**Task:** From the discussion thread about AI training images, extract the passage that begins with the words "(HTM) web link" and ends after the words "the source data...".

[HN Gopher] Search 5.8B images used to train popular AI art models
       ___________________________________________________________________
        
       Search 5.8B images used to train popular AI art models
        
       Author : homarp
       Score  : 37 points
       Date   : 2022-09-14 21:17 UTC (1 hours ago)
        
 (HTM) web link (haveibeentrained.com)
 (TXT) w3m dump (haveibeentrained.com)
        
       | naet wrote:
       | I put in Donald Trump to see what kind of celebrity images might
       | be in there, and there are a TON of memes / photoshopped versions
       | of him looking like a caricature or otherwise warped. I wonder if
       | the AI will average these into a fair resemblance, or whether
       | prompts using his name will end up more cartoonish than other
       | names due to the source data...
        
       | shantara wrote:
       | Does this website search the same dataset as
       | https://knn5.laion.ai?
        
       | latchkey wrote:
       | I just uploaded a picture of my dog (Bichon Frise) and it showed
       | me a bazillion nearly exact similar dogs.
       | 
       | Why isn't this immediately being used as a missing persons (or
       | pet) database service?
        
         | at_a_remove wrote:
         | Let's think of reasons!
         | 
         | 1) Privacy.
         | 
         | 2) Lack of geolocation data associated.
         | 
         | 3) Privacy.
         | 
         | 4) Lack of contact information attached.
         | 
         | 5) Privacy.
         | 
         | 6) Lack of case numbers for various missing persons cases being
         | attached.
         | 
         | 7) Privacy.
        
           | latchkey wrote:
           | Certainly this could be used for evil (tm), but it seems like
           | something could also be built out that enables this for good
           | in ways that don't cause issues with Mr. Fibbonaci.
        
         | groby_b wrote:
         | Because you're missing a person, not a picture of them?
        
         | philipkglass wrote:
         | I think that you answered your own question. You uploaded a
         | picture of your non-missing dog and it found many very similar
         | looking dogs.
        
         | fimdomeio wrote:
         | sometimes people are missing, sometimes they just have
         | legitimate reasons to not want to be found.
        
       | version_five wrote:
       | I found this very similar to what you'd get with a google / bing
       | / etc image search. Is that where this database comes from? I
       | noticed there is a lot of "Shutterstock" watermarked stuff. And I
       | also checked a few "adult" terms (large breasts etc) and found
       | there is a lot of nude content. Only curious because I've seen
       | lots of the generative models have some post-filtering for
       | nudity, why don't they just clean it out of the training data if
       | they're worried?

Stored items:
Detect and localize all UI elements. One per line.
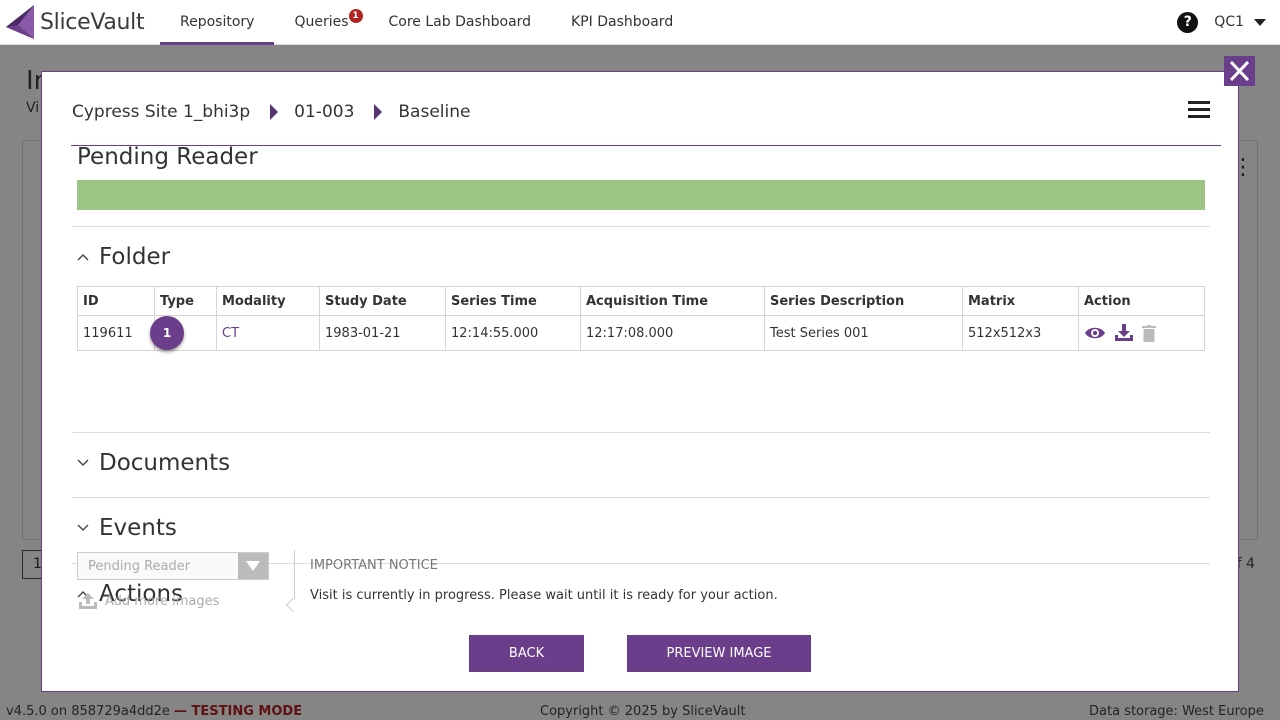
help-icon[interactable]: ?: [1177, 11, 1199, 33]
eye-icon[interactable]: [1084, 326, 1106, 340]
download-icon[interactable]: [1114, 324, 1134, 342]
divider: [72, 432, 1210, 433]
visit-modal: Cypress Site 1_bhi3p 01-003 Baseline Pen…: [41, 71, 1239, 692]
section-folder-toggle[interactable]: Folder: [77, 244, 170, 270]
nav-kpi-label: KPI Dashboard: [571, 14, 674, 30]
brand-name: SliceVault: [40, 9, 145, 35]
section-folder-title: Folder: [99, 244, 171, 270]
cell-type: 1: [150, 315, 217, 351]
col-action: Action: [1078, 286, 1205, 316]
cell-matrix: 512x512x3: [962, 315, 1079, 351]
col-series-description[interactable]: Series Description: [764, 286, 963, 316]
cell-acquisition-time: 12:17:08.000: [580, 315, 765, 351]
breadcrumb: Cypress Site 1_bhi3p 01-003 Baseline: [72, 94, 470, 130]
trash-icon[interactable]: [1142, 324, 1156, 342]
divider: [72, 497, 1210, 498]
user-menu[interactable]: QC1: [1214, 14, 1266, 30]
col-id[interactable]: ID: [77, 286, 155, 316]
upload-icon: [79, 593, 97, 609]
nav-repository[interactable]: Repository: [160, 0, 275, 45]
add-more-images-label: Add more images: [105, 593, 220, 609]
col-matrix[interactable]: Matrix: [962, 286, 1079, 316]
col-acquisition-time[interactable]: Acquisition Time: [580, 286, 765, 316]
section-documents-title: Documents: [99, 450, 231, 476]
table-header-row: ID Type Modality Study Date Series Time …: [77, 286, 1205, 316]
nav-kpi-dashboard[interactable]: KPI Dashboard: [551, 0, 693, 45]
preview-image-button[interactable]: PREVIEW IMAGE: [627, 635, 811, 672]
back-button[interactable]: BACK: [469, 635, 584, 672]
cell-series-description: Test Series 001: [764, 315, 963, 351]
cell-series-time: 12:14:55.000: [445, 315, 581, 351]
section-events-toggle[interactable]: Events: [77, 515, 177, 541]
user-name: QC1: [1214, 14, 1244, 30]
chevron-down-icon: [77, 520, 99, 536]
chevron-down-icon: [1254, 18, 1266, 26]
section-documents-toggle[interactable]: Documents: [77, 450, 230, 476]
status-select-value: Pending Reader: [88, 559, 191, 574]
breadcrumb-subject[interactable]: 01-003: [294, 102, 354, 122]
cell-id: 119611: [77, 315, 155, 351]
caret-right-icon: [374, 104, 383, 120]
cell-modality: CT: [216, 315, 320, 351]
notice-title: IMPORTANT NOTICE: [310, 558, 438, 573]
col-series-time[interactable]: Series Time: [445, 286, 581, 316]
top-navbar: SliceVault Repository Queries 1 Core Lab …: [0, 0, 1280, 45]
close-icon: [1229, 60, 1250, 82]
caret-right-icon: [270, 104, 279, 120]
section-events-title: Events: [99, 515, 177, 541]
divider: [72, 226, 1210, 227]
status-title: Pending Reader: [77, 146, 258, 170]
brand[interactable]: SliceVault: [4, 3, 160, 41]
type-badge: 1: [150, 316, 184, 350]
queries-count-badge: 1: [348, 8, 363, 23]
nav-core-lab-dashboard[interactable]: Core Lab Dashboard: [369, 0, 552, 45]
col-modality[interactable]: Modality: [216, 286, 320, 316]
series-table: ID Type Modality Study Date Series Time …: [77, 286, 1205, 351]
add-more-images-button[interactable]: Add more images: [79, 593, 219, 609]
table-row[interactable]: 119611 1 CT 1983-01-21 12:14:55.000 12:1…: [77, 315, 1205, 351]
col-study-date[interactable]: Study Date: [319, 286, 446, 316]
nav-queries[interactable]: Queries 1: [274, 0, 368, 45]
chevron-up-icon: [77, 249, 99, 265]
progress-fill: [77, 180, 1205, 210]
nav-repository-label: Repository: [180, 14, 255, 30]
notice-message: Visit is currently in progress. Please w…: [310, 588, 778, 603]
close-modal-button[interactable]: [1224, 56, 1255, 86]
chevron-down-icon: [238, 553, 268, 579]
cell-study-date: 1983-01-21: [319, 315, 446, 351]
nav-queries-label: Queries: [294, 14, 349, 30]
chevron-down-icon: [77, 455, 99, 471]
hamburger-menu-icon[interactable]: [1188, 101, 1210, 119]
breadcrumb-site[interactable]: Cypress Site 1_bhi3p: [72, 102, 250, 122]
cell-action: [1078, 315, 1205, 351]
breadcrumb-visit[interactable]: Baseline: [398, 102, 470, 122]
nav-core-lab-label: Core Lab Dashboard: [388, 14, 532, 30]
col-type[interactable]: Type: [154, 286, 217, 316]
main-nav: Repository Queries 1 Core Lab Dashboard K…: [160, 0, 693, 45]
modality-link[interactable]: CT: [222, 326, 239, 341]
status-progress-bar: [77, 180, 1205, 210]
status-select[interactable]: Pending Reader: [77, 552, 269, 580]
slicevault-logo-icon: [6, 5, 34, 39]
modal-body[interactable]: Pending Reader Folder ID Type Modality S…: [72, 146, 1212, 608]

**The reply:**
(HTM) web link (haveibeentrained.com)
 (TXT) w3m dump (haveibeentrained.com)
        
       | naet wrote:
       | I put in Donald Trump to see what kind of celebrity images might
       | be in there, and there are a TON of memes / photoshopped versions
       | of him looking like a caricature or otherwise warped. I wonder if
       | the AI will average these into a fair resemblance, or whether
       | prompts using his name will end up more cartoonish than other
       | names due to the source data...